• **What to do**:
Identify every line containing the word "with" and reproduce each one.

• **Data for this task**:
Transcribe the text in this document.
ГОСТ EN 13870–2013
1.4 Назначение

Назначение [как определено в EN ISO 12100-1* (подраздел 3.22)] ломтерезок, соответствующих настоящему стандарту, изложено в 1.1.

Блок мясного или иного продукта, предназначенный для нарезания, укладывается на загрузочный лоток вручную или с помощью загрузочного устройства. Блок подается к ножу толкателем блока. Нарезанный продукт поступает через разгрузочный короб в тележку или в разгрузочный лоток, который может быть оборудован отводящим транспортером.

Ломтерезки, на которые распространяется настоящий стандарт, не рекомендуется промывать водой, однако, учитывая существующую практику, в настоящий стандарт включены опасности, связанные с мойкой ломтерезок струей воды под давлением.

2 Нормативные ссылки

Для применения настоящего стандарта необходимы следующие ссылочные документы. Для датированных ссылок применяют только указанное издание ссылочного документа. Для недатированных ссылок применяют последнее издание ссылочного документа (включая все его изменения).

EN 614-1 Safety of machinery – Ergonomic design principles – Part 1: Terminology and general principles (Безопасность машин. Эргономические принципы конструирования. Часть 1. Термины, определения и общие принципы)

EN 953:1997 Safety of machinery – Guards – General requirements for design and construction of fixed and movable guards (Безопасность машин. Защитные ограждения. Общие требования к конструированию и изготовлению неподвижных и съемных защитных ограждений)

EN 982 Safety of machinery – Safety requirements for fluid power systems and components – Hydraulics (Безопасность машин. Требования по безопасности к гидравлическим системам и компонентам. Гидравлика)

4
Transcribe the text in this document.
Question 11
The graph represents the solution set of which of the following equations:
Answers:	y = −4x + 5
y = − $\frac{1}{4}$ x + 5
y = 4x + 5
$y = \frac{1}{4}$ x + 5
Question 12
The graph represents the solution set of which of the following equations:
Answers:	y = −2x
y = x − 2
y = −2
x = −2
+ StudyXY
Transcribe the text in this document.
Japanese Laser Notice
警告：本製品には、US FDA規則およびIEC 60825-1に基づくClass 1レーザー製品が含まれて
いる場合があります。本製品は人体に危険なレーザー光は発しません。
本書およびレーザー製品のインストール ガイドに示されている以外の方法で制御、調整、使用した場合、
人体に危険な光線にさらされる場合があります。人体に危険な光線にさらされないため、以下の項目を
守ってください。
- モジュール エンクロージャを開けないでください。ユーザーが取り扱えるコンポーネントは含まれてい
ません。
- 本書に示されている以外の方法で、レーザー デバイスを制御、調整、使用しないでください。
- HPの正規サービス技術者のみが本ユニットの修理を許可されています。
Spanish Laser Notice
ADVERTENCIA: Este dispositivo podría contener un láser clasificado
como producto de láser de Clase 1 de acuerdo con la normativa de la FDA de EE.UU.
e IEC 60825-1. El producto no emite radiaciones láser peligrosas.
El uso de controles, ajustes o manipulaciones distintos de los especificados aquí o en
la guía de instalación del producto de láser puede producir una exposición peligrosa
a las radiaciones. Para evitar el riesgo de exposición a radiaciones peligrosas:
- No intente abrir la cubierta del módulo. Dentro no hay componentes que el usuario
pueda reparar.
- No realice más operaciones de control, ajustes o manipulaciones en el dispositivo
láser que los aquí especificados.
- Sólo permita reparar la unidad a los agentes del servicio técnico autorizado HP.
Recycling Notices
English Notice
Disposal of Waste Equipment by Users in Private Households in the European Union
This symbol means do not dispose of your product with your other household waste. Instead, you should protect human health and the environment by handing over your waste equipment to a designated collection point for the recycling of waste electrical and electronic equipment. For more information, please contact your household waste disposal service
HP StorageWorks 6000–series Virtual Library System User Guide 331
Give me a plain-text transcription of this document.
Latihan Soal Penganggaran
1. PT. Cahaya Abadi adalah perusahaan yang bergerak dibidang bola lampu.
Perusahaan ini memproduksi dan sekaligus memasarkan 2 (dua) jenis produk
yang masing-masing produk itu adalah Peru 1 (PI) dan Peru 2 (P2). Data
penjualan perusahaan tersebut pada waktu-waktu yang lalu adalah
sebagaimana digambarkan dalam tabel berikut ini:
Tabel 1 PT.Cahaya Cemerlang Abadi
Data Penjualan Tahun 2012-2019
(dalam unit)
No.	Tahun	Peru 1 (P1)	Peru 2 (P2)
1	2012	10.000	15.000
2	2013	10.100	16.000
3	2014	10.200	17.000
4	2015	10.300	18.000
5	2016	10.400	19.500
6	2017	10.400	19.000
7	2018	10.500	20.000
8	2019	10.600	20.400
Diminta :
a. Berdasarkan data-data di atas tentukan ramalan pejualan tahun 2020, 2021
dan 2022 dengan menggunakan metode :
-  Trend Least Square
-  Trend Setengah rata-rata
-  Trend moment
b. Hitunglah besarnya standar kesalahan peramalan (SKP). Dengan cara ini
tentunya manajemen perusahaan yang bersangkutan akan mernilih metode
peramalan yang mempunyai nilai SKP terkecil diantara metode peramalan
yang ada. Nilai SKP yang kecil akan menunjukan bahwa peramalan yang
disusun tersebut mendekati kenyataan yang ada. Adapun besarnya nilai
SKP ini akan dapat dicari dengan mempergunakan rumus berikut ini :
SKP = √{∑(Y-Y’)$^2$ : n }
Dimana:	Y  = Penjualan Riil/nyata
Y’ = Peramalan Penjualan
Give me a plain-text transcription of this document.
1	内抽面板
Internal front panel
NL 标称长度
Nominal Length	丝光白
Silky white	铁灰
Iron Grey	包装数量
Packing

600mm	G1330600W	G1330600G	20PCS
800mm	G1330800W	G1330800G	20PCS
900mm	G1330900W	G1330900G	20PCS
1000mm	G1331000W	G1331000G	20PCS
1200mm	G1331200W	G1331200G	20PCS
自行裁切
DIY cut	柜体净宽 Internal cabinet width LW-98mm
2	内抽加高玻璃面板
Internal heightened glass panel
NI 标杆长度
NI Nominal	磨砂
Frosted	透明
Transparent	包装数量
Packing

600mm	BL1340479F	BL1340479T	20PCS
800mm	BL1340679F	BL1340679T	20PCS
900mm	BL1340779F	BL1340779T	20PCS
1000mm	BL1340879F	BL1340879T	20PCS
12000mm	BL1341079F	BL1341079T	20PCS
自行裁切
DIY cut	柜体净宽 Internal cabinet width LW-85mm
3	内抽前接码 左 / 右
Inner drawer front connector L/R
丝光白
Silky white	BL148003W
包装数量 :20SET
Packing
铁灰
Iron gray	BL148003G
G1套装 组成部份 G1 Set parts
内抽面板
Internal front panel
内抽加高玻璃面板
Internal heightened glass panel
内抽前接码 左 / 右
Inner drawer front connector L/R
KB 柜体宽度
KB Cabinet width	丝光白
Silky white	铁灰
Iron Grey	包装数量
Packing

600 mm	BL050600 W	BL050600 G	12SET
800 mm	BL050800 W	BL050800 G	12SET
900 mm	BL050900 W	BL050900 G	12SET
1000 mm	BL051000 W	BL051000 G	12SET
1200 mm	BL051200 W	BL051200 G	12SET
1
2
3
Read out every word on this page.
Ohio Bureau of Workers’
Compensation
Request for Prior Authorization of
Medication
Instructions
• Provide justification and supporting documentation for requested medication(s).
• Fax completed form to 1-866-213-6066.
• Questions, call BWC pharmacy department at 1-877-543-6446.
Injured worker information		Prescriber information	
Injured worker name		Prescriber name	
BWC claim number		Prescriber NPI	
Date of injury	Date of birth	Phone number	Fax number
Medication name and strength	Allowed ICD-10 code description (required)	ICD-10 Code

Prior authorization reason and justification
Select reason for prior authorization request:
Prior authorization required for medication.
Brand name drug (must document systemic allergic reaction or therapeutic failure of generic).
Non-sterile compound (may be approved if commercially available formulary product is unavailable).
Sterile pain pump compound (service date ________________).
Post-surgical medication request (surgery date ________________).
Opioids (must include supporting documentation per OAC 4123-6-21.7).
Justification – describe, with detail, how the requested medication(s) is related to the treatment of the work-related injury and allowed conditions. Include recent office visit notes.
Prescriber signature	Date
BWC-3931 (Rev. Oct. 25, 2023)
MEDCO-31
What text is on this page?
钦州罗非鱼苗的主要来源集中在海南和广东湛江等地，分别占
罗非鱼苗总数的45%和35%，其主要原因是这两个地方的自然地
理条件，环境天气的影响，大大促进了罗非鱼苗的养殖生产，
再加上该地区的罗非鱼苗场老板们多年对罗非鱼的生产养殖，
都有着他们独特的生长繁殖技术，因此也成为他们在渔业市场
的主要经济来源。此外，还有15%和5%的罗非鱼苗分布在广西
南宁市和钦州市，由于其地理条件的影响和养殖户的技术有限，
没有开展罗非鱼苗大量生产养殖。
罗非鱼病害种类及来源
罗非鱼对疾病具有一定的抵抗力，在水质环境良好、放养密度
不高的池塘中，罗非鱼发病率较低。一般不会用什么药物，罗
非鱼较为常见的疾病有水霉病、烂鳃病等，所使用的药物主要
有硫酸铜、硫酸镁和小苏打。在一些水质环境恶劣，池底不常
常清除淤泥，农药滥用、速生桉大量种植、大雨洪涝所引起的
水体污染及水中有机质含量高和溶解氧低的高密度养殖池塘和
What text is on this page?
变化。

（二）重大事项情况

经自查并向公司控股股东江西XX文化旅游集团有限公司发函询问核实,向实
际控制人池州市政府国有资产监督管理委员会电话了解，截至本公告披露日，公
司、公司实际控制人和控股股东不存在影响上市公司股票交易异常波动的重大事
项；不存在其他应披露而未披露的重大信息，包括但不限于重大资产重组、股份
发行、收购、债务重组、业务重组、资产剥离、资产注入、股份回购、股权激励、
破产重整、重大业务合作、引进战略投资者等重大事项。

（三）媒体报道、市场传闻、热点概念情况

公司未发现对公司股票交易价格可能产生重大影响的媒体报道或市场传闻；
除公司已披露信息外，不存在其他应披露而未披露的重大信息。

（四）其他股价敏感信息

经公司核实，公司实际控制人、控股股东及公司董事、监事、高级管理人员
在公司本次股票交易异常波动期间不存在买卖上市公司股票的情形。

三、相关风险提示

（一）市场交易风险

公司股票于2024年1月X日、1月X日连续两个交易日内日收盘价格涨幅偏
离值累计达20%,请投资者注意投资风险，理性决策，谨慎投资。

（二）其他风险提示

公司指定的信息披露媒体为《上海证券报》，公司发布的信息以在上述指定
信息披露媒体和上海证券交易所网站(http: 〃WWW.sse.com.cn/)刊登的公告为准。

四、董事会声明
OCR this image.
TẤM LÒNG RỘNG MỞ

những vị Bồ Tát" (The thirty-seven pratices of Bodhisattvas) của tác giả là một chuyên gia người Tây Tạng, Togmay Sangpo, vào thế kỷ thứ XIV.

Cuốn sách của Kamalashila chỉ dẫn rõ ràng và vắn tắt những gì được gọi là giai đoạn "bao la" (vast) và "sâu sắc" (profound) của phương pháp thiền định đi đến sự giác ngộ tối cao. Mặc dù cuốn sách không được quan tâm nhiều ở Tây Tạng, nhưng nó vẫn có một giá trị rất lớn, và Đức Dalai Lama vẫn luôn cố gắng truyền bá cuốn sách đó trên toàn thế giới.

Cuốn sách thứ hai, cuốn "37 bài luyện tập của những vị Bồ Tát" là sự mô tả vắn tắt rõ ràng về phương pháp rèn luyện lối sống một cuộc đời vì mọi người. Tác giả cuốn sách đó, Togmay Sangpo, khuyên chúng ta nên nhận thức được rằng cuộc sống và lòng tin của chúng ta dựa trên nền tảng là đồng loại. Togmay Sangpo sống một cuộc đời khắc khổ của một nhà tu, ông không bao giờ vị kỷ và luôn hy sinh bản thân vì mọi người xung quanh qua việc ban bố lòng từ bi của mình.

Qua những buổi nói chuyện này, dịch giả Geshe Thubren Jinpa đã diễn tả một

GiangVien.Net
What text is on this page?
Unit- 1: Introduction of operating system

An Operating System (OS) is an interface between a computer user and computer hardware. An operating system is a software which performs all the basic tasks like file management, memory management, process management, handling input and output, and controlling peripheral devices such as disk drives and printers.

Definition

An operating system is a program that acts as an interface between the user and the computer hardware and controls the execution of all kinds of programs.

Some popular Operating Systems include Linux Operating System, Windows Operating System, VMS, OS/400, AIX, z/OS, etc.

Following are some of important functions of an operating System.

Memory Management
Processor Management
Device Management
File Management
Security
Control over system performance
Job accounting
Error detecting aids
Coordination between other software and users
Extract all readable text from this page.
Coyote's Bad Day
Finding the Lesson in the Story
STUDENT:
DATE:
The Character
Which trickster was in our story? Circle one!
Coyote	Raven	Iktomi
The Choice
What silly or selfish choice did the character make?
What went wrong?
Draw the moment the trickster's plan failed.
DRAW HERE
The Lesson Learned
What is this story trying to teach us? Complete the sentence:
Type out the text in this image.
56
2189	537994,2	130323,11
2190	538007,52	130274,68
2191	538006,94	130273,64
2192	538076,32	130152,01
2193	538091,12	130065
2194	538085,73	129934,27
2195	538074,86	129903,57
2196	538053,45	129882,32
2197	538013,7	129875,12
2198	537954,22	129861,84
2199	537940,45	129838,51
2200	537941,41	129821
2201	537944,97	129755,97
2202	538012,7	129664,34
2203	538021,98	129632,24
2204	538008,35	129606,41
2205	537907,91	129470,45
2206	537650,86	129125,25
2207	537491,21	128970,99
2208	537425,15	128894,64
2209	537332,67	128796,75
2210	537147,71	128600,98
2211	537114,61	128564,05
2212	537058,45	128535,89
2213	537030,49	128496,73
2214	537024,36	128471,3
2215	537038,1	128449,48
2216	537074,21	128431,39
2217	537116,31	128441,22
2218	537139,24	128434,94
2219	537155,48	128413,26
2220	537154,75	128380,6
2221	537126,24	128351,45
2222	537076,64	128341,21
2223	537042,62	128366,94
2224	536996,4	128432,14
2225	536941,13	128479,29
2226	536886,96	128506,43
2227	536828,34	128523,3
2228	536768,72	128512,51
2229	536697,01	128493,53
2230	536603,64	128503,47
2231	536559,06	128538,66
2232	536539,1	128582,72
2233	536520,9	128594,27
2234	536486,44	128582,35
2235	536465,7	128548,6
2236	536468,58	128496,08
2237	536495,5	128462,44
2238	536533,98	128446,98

• **Written solution**:
This symbol means do not dispose of your product with your other household waste. Instead, you should protect human health and the environment by handing over your waste equipment to a designated collection point for the recycling of waste electrical and electronic equipment. For more information, please contact your household waste disposal service
Justification – describe, with detail, how the requested medication(s) is related to the treatment of the work-related injury and allowed conditions. Include recent office visit notes.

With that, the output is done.